*Short exercise*
Which lines in the material below contain the word "داود"? Copy each of them.
[START OF Given information]
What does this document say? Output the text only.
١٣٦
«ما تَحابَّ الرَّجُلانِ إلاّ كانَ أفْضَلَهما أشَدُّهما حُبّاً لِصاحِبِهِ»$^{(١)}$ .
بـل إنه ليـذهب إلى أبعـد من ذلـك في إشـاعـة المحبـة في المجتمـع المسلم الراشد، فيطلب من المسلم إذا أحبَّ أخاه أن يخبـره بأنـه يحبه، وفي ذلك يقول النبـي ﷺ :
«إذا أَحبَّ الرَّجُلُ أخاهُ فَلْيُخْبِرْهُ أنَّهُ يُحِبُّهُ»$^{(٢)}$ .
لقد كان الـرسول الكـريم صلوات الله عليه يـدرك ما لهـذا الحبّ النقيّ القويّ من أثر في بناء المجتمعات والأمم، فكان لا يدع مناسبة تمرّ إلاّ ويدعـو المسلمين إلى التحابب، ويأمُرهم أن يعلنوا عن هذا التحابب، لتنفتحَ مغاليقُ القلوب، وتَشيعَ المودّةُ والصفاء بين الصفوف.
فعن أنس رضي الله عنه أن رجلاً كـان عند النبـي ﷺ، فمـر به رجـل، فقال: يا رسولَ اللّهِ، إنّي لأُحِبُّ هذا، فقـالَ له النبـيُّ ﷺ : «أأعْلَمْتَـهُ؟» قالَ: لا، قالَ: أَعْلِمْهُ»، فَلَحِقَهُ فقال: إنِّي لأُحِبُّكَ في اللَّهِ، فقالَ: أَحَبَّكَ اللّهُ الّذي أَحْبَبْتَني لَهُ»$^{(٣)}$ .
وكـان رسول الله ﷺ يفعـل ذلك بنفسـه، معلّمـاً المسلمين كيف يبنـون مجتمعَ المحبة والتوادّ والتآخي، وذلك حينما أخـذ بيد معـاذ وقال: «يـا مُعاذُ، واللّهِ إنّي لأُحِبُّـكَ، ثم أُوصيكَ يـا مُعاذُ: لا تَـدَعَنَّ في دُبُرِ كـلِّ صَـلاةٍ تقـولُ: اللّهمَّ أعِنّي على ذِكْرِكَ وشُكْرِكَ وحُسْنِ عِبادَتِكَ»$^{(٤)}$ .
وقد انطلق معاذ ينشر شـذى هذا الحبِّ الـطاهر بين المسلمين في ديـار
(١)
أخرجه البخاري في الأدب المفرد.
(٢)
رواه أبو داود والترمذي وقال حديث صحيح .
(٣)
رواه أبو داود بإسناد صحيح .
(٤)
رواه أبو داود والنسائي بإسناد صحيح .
[END OF Given information]
*Task answer*
رواه أبو داود والترمذي وقال حديث صحيح .
رواه أبو داود بإسناد صحيح .
رواه أبو داود والنسائي بإسناد صحيح .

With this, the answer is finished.